WHAT YOU HAVE TO DO: Extract the records in full, leaving every picture out.
————————
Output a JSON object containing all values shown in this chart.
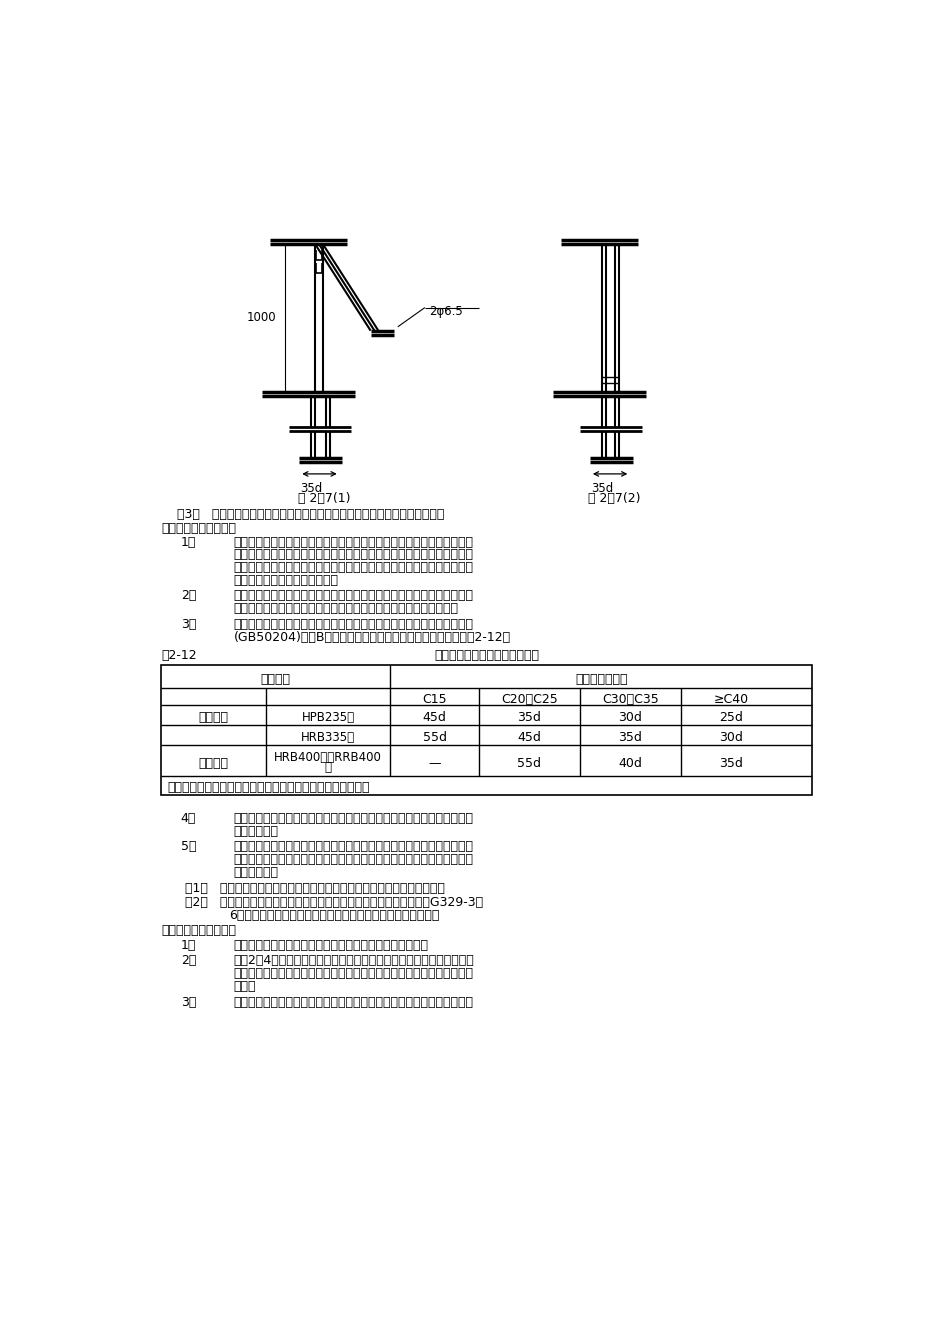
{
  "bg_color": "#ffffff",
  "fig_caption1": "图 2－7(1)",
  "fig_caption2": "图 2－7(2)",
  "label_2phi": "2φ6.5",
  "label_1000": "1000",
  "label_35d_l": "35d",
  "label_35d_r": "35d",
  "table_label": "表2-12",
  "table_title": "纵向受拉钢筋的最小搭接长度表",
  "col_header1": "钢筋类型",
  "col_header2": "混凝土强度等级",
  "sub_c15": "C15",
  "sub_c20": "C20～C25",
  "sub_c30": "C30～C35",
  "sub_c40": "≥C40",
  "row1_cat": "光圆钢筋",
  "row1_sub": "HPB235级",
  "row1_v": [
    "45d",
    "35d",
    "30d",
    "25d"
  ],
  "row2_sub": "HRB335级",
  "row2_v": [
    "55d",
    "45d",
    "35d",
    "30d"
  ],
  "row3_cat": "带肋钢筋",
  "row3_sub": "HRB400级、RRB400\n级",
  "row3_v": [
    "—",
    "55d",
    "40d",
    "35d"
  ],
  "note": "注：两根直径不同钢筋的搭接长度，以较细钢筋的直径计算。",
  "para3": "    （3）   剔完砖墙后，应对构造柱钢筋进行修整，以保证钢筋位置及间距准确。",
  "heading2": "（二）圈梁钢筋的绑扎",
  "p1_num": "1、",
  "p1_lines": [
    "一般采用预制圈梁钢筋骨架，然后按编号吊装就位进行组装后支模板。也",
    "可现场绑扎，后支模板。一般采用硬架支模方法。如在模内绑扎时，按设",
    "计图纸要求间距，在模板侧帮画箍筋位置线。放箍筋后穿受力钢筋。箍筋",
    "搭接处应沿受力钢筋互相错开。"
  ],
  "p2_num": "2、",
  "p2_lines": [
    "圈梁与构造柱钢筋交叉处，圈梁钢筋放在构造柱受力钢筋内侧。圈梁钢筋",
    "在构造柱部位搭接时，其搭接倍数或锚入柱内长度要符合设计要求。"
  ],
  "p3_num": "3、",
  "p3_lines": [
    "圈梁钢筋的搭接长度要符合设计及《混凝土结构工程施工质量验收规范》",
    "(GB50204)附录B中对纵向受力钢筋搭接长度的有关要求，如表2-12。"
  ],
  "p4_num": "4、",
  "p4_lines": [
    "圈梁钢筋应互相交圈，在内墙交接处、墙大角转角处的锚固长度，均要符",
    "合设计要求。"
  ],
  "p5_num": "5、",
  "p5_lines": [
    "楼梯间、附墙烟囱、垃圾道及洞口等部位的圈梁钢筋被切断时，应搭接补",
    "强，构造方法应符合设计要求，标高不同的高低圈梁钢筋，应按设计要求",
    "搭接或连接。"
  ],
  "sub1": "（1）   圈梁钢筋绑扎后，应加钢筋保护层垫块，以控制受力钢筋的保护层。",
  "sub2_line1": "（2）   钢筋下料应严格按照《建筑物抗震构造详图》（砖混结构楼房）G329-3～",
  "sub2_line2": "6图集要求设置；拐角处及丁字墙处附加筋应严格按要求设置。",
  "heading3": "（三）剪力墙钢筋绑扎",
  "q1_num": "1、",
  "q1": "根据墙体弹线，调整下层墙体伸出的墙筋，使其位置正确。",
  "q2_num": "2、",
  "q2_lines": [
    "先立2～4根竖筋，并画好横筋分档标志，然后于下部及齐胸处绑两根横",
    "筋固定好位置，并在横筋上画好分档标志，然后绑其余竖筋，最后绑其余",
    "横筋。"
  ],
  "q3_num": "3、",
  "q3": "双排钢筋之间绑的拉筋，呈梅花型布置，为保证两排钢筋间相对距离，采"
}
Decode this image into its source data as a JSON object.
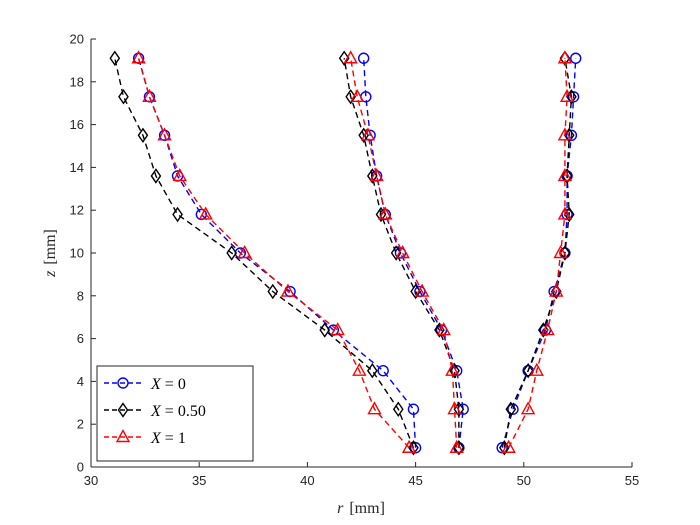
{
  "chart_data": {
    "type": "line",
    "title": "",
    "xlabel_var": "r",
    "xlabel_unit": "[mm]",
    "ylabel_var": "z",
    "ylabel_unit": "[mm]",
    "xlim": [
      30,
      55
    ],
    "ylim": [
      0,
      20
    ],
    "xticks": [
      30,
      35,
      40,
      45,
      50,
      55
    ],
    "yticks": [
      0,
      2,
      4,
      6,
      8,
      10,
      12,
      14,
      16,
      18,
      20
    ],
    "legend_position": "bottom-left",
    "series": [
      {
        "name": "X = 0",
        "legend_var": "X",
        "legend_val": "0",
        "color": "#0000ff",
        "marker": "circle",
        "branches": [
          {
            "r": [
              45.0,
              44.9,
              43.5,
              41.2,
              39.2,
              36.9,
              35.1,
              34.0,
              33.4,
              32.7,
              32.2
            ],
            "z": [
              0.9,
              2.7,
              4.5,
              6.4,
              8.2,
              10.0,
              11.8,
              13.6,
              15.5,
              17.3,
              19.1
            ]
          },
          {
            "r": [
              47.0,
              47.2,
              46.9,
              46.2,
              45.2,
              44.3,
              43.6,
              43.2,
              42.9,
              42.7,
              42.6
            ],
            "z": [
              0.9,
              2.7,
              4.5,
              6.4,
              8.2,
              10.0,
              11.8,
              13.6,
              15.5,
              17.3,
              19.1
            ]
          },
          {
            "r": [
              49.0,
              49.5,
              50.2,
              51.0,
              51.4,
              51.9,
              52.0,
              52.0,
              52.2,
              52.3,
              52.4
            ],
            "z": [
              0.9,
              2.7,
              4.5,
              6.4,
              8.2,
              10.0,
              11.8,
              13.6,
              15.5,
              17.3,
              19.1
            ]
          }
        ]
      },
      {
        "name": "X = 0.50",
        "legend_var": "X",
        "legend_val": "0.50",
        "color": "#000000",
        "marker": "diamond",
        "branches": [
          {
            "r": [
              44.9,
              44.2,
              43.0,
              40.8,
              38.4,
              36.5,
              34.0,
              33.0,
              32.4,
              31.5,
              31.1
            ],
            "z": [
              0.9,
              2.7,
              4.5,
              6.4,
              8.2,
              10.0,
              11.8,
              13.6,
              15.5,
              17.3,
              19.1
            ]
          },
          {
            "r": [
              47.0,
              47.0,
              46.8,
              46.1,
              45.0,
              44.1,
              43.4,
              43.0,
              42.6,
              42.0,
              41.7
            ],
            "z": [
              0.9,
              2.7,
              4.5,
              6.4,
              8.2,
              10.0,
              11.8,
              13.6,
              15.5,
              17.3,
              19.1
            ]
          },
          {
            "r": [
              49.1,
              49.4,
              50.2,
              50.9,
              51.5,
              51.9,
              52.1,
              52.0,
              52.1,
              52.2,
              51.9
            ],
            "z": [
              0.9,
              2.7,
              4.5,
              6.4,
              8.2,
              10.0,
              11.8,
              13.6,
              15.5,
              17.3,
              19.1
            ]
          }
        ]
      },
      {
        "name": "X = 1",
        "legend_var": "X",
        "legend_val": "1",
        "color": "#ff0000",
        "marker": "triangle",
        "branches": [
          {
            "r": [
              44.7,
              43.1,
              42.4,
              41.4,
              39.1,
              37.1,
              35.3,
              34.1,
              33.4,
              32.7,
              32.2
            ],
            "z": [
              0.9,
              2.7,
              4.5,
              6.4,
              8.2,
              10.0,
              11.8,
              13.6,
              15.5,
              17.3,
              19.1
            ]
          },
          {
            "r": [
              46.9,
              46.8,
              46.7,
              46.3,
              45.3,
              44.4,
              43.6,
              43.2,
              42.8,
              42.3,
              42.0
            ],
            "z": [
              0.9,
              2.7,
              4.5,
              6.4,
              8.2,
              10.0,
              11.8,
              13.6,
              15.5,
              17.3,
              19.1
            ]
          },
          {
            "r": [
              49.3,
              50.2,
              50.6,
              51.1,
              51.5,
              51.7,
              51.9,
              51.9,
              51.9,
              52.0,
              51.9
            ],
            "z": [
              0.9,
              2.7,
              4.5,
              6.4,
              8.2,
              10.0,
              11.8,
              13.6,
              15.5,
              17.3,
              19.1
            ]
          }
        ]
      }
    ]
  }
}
————————
EXERCISE SOLUTION:
Output a JSON object containing all values shown in this chart.
{
  "bg_color": "#ffffff",
  "fig_caption1": "图 2－7(1)",
  "fig_caption2": "图 2－7(2)",
  "label_2phi": "2φ6.5",
  "label_1000": "1000",
  "label_35d_l": "35d",
  "label_35d_r": "35d",
  "table_label": "表2-12",
  "table_title": "纵向受拉钢筋的最小搭接长度表",
  "col_header1": "钢筋类型",
  "col_header2": "混凝土强度等级",
  "sub_c15": "C15",
  "sub_c20": "C20～C25",
  "sub_c30": "C30～C35",
  "sub_c40": "≥C40",
  "row1_cat": "光圆钢筋",
  "row1_sub": "HPB235级",
  "row1_v": [
    "45d",
    "35d",
    "30d",
    "25d"
  ],
  "row2_sub": "HRB335级",
  "row2_v": [
    "55d",
    "45d",
    "35d",
    "30d"
  ],
  "row3_cat": "带肋钢筋",
  "row3_sub": "HRB400级、RRB400\n级",
  "row3_v": [
    "—",
    "55d",
    "40d",
    "35d"
  ],
  "note": "注：两根直径不同钢筋的搭接长度，以较细钢筋的直径计算。",
  "para3": "    （3）   剔完砖墙后，应对构造柱钢筋进行修整，以保证钢筋位置及间距准确。",
  "heading2": "（二）圈梁钢筋的绑扎",
  "p1_num": "1、",
  "p1_lines": [
    "一般采用预制圈梁钢筋骨架，然后按编号吊装就位进行组装后支模板。也",
    "可现场绑扎，后支模板。一般采用硬架支模方法。如在模内绑扎时，按设",
    "计图纸要求间距，在模板侧帮画箍筋位置线。放箍筋后穿受力钢筋。箍筋",
    "搭接处应沿受力钢筋互相错开。"
  ],
  "p2_num": "2、",
  "p2_lines": [
    "圈梁与构造柱钢筋交叉处，圈梁钢筋放在构造柱受力钢筋内侧。圈梁钢筋",
    "在构造柱部位搭接时，其搭接倍数或锚入柱内长度要符合设计要求。"
  ],
  "p3_num": "3、",
  "p3_lines": [
    "圈梁钢筋的搭接长度要符合设计及《混凝土结构工程施工质量验收规范》",
    "(GB50204)附录B中对纵向受力钢筋搭接长度的有关要求，如表2-12。"
  ],
  "p4_num": "4、",
  "p4_lines": [
    "圈梁钢筋应互相交圈，在内墙交接处、墙大角转角处的锚固长度，均要符",
    "合设计要求。"
  ],
  "p5_num": "5、",
  "p5_lines": [
    "楼梯间、附墙烟囱、垃圾道及洞口等部位的圈梁钢筋被切断时，应搭接补",
    "强，构造方法应符合设计要求，标高不同的高低圈梁钢筋，应按设计要求",
    "搭接或连接。"
  ],
  "sub1": "（1）   圈梁钢筋绑扎后，应加钢筋保护层垫块，以控制受力钢筋的保护层。",
  "sub2_line1": "（2）   钢筋下料应严格按照《建筑物抗震构造详图》（砖混结构楼房）G329-3～",
  "sub2_line2": "6图集要求设置；拐角处及丁字墙处附加筋应严格按要求设置。",
  "heading3": "（三）剪力墙钢筋绑扎",
  "q1_num": "1、",
  "q1": "根据墙体弹线，调整下层墙体伸出的墙筋，使其位置正确。",
  "q2_num": "2、",
  "q2_lines": [
    "先立2～4根竖筋，并画好横筋分档标志，然后于下部及齐胸处绑两根横",
    "筋固定好位置，并在横筋上画好分档标志，然后绑其余竖筋，最后绑其余",
    "横筋。"
  ],
  "q3_num": "3、",
  "q3": "双排钢筋之间绑的拉筋，呈梅花型布置，为保证两排钢筋间相对距离，采"
}
Decode this image into its source data as a JSON object.
{
  "chart_data": {
    "type": "line",
    "title": "",
    "xlabel_var": "r",
    "xlabel_unit": "[mm]",
    "ylabel_var": "z",
    "ylabel_unit": "[mm]",
    "xlim": [
      30,
      55
    ],
    "ylim": [
      0,
      20
    ],
    "xticks": [
      30,
      35,
      40,
      45,
      50,
      55
    ],
    "yticks": [
      0,
      2,
      4,
      6,
      8,
      10,
      12,
      14,
      16,
      18,
      20
    ],
    "legend_position": "bottom-left",
    "series": [
      {
        "name": "X = 0",
        "legend_var": "X",
        "legend_val": "0",
        "color": "#0000ff",
        "marker": "circle",
        "branches": [
          {
            "r": [
              45.0,
              44.9,
              43.5,
              41.2,
              39.2,
              36.9,
              35.1,
              34.0,
              33.4,
              32.7,
              32.2
            ],
            "z": [
              0.9,
              2.7,
              4.5,
              6.4,
              8.2,
              10.0,
              11.8,
              13.6,
              15.5,
              17.3,
              19.1
            ]
          },
          {
            "r": [
              47.0,
              47.2,
              46.9,
              46.2,
              45.2,
              44.3,
              43.6,
              43.2,
              42.9,
              42.7,
              42.6
            ],
            "z": [
              0.9,
              2.7,
              4.5,
              6.4,
              8.2,
              10.0,
              11.8,
              13.6,
              15.5,
              17.3,
              19.1
            ]
          },
          {
            "r": [
              49.0,
              49.5,
              50.2,
              51.0,
              51.4,
              51.9,
              52.0,
              52.0,
              52.2,
              52.3,
              52.4
            ],
            "z": [
              0.9,
              2.7,
              4.5,
              6.4,
              8.2,
              10.0,
              11.8,
              13.6,
              15.5,
              17.3,
              19.1
            ]
          }
        ]
      },
      {
        "name": "X = 0.50",
        "legend_var": "X",
        "legend_val": "0.50",
        "color": "#000000",
        "marker": "diamond",
        "branches": [
          {
            "r": [
              44.9,
              44.2,
              43.0,
              40.8,
              38.4,
              36.5,
              34.0,
              33.0,
              32.4,
              31.5,
              31.1
            ],
            "z": [
              0.9,
              2.7,
              4.5,
              6.4,
              8.2,
              10.0,
              11.8,
              13.6,
              15.5,
              17.3,
              19.1
            ]
          },
          {
            "r": [
              47.0,
              47.0,
              46.8,
              46.1,
              45.0,
              44.1,
              43.4,
              43.0,
              42.6,
              42.0,
              41.7
            ],
            "z": [
              0.9,
              2.7,
              4.5,
              6.4,
              8.2,
              10.0,
              11.8,
              13.6,
              15.5,
              17.3,
              19.1
            ]
          },
          {
            "r": [
              49.1,
              49.4,
              50.2,
              50.9,
              51.5,
              51.9,
              52.1,
              52.0,
              52.1,
              52.2,
              51.9
            ],
            "z": [
              0.9,
              2.7,
              4.5,
              6.4,
              8.2,
              10.0,
              11.8,
              13.6,
              15.5,
              17.3,
              19.1
            ]
          }
        ]
      },
      {
        "name": "X = 1",
        "legend_var": "X",
        "legend_val": "1",
        "color": "#ff0000",
        "marker": "triangle",
        "branches": [
          {
            "r": [
              44.7,
              43.1,
              42.4,
              41.4,
              39.1,
              37.1,
              35.3,
              34.1,
              33.4,
              32.7,
              32.2
            ],
            "z": [
              0.9,
              2.7,
              4.5,
              6.4,
              8.2,
              10.0,
              11.8,
              13.6,
              15.5,
              17.3,
              19.1
            ]
          },
          {
            "r": [
              46.9,
              46.8,
              46.7,
              46.3,
              45.3,
              44.4,
              43.6,
              43.2,
              42.8,
              42.3,
              42.0
            ],
            "z": [
              0.9,
              2.7,
              4.5,
              6.4,
              8.2,
              10.0,
              11.8,
              13.6,
              15.5,
              17.3,
              19.1
            ]
          },
          {
            "r": [
              49.3,
              50.2,
              50.6,
              51.1,
              51.5,
              51.7,
              51.9,
              51.9,
              51.9,
              52.0,
              51.9
            ],
            "z": [
              0.9,
              2.7,
              4.5,
              6.4,
              8.2,
              10.0,
              11.8,
              13.6,
              15.5,
              17.3,
              19.1
            ]
          }
        ]
      }
    ]
  }
}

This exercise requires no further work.